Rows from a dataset
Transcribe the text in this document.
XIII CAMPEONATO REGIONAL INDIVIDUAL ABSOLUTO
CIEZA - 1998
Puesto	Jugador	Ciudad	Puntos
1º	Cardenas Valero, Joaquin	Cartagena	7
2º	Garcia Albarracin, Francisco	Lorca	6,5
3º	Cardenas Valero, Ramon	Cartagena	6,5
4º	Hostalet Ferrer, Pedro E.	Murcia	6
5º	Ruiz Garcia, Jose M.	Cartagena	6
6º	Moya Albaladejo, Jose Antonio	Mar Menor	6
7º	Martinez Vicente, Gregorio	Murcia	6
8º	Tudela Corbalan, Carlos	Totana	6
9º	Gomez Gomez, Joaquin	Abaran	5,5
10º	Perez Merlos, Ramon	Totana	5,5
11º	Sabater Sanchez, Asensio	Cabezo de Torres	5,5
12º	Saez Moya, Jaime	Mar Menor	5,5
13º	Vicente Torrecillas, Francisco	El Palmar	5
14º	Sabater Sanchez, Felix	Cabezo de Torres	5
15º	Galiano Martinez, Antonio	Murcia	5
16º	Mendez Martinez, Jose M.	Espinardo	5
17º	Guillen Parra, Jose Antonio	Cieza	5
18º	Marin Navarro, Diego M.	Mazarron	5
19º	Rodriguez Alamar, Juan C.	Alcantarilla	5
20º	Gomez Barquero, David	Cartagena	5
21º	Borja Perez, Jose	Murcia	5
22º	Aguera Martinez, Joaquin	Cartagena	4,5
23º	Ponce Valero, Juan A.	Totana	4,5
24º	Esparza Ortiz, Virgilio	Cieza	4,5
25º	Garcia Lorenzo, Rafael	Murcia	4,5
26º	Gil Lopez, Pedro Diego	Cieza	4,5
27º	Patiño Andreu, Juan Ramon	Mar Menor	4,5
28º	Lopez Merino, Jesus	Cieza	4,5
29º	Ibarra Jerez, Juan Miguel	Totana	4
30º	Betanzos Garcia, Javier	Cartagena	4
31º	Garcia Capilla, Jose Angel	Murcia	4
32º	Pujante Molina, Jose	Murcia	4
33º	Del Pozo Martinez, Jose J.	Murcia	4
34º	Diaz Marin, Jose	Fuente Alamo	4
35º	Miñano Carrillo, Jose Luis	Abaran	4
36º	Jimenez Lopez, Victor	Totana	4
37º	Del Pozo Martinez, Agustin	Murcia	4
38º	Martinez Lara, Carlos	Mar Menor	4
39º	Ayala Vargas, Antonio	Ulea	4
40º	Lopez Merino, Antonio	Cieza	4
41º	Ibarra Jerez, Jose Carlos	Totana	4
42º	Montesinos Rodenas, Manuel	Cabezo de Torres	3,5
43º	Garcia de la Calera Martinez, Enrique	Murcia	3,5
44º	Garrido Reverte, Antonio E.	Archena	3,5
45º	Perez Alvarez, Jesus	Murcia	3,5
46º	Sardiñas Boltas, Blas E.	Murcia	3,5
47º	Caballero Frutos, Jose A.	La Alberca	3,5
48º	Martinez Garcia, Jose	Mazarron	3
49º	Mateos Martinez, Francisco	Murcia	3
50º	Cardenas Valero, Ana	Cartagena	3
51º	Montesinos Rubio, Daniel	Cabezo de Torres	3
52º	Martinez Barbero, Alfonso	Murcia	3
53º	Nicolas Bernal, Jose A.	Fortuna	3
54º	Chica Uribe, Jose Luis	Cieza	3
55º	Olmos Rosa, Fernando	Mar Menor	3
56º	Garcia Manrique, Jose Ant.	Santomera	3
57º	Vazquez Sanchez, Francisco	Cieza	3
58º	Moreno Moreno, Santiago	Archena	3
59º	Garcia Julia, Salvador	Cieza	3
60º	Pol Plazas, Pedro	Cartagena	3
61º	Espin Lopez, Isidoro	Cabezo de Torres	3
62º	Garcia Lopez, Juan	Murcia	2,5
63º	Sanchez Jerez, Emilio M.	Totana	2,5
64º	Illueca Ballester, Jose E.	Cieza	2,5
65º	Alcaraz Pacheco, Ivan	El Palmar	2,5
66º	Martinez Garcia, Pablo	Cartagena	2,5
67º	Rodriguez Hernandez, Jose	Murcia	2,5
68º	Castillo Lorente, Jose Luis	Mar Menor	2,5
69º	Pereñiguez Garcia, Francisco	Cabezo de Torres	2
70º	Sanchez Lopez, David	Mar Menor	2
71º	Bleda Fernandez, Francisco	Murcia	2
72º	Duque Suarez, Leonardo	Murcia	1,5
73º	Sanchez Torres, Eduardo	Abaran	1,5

- **Instruction**: The records above should be repeated in full, exactly as given.

- **Full response**:
Transcribe the text in this document.
XIII CAMPEONATO REGIONAL INDIVIDUAL ABSOLUTO
CIEZA - 1998
Puesto	Jugador	Ciudad	Puntos
1º	Cardenas Valero, Joaquin	Cartagena	7
2º	Garcia Albarracin, Francisco	Lorca	6,5
3º	Cardenas Valero, Ramon	Cartagena	6,5
4º	Hostalet Ferrer, Pedro E.	Murcia	6
5º	Ruiz Garcia, Jose M.	Cartagena	6
6º	Moya Albaladejo, Jose Antonio	Mar Menor	6
7º	Martinez Vicente, Gregorio	Murcia	6
8º	Tudela Corbalan, Carlos	Totana	6
9º	Gomez Gomez, Joaquin	Abaran	5,5
10º	Perez Merlos, Ramon	Totana	5,5
11º	Sabater Sanchez, Asensio	Cabezo de Torres	5,5
12º	Saez Moya, Jaime	Mar Menor	5,5
13º	Vicente Torrecillas, Francisco	El Palmar	5
14º	Sabater Sanchez, Felix	Cabezo de Torres	5
15º	Galiano Martinez, Antonio	Murcia	5
16º	Mendez Martinez, Jose M.	Espinardo	5
17º	Guillen Parra, Jose Antonio	Cieza	5
18º	Marin Navarro, Diego M.	Mazarron	5
19º	Rodriguez Alamar, Juan C.	Alcantarilla	5
20º	Gomez Barquero, David	Cartagena	5
21º	Borja Perez, Jose	Murcia	5
22º	Aguera Martinez, Joaquin	Cartagena	4,5
23º	Ponce Valero, Juan A.	Totana	4,5
24º	Esparza Ortiz, Virgilio	Cieza	4,5
25º	Garcia Lorenzo, Rafael	Murcia	4,5
26º	Gil Lopez, Pedro Diego	Cieza	4,5
27º	Patiño Andreu, Juan Ramon	Mar Menor	4,5
28º	Lopez Merino, Jesus	Cieza	4,5
29º	Ibarra Jerez, Juan Miguel	Totana	4
30º	Betanzos Garcia, Javier	Cartagena	4
31º	Garcia Capilla, Jose Angel	Murcia	4
32º	Pujante Molina, Jose	Murcia	4
33º	Del Pozo Martinez, Jose J.	Murcia	4
34º	Diaz Marin, Jose	Fuente Alamo	4
35º	Miñano Carrillo, Jose Luis	Abaran	4
36º	Jimenez Lopez, Victor	Totana	4
37º	Del Pozo Martinez, Agustin	Murcia	4
38º	Martinez Lara, Carlos	Mar Menor	4
39º	Ayala Vargas, Antonio	Ulea	4
40º	Lopez Merino, Antonio	Cieza	4
41º	Ibarra Jerez, Jose Carlos	Totana	4
42º	Montesinos Rodenas, Manuel	Cabezo de Torres	3,5
43º	Garcia de la Calera Martinez, Enrique	Murcia	3,5
44º	Garrido Reverte, Antonio E.	Archena	3,5
45º	Perez Alvarez, Jesus	Murcia	3,5
46º	Sardiñas Boltas, Blas E.	Murcia	3,5
47º	Caballero Frutos, Jose A.	La Alberca	3,5
48º	Martinez Garcia, Jose	Mazarron	3
49º	Mateos Martinez, Francisco	Murcia	3
50º	Cardenas Valero, Ana	Cartagena	3
51º	Montesinos Rubio, Daniel	Cabezo de Torres	3
52º	Martinez Barbero, Alfonso	Murcia	3
53º	Nicolas Bernal, Jose A.	Fortuna	3
54º	Chica Uribe, Jose Luis	Cieza	3
55º	Olmos Rosa, Fernando	Mar Menor	3
56º	Garcia Manrique, Jose Ant.	Santomera	3
57º	Vazquez Sanchez, Francisco	Cieza	3
58º	Moreno Moreno, Santiago	Archena	3
59º	Garcia Julia, Salvador	Cieza	3
60º	Pol Plazas, Pedro	Cartagena	3
61º	Espin Lopez, Isidoro	Cabezo de Torres	3
62º	Garcia Lopez, Juan	Murcia	2,5
63º	Sanchez Jerez, Emilio M.	Totana	2,5
64º	Illueca Ballester, Jose E.	Cieza	2,5
65º	Alcaraz Pacheco, Ivan	El Palmar	2,5
66º	Martinez Garcia, Pablo	Cartagena	2,5
67º	Rodriguez Hernandez, Jose	Murcia	2,5
68º	Castillo Lorente, Jose Luis	Mar Menor	2,5
69º	Pereñiguez Garcia, Francisco	Cabezo de Torres	2
70º	Sanchez Lopez, David	Mar Menor	2
71º	Bleda Fernandez, Francisco	Murcia	2
72º	Duque Suarez, Leonardo	Murcia	1,5
73º	Sanchez Torres, Eduardo	Abaran	1,5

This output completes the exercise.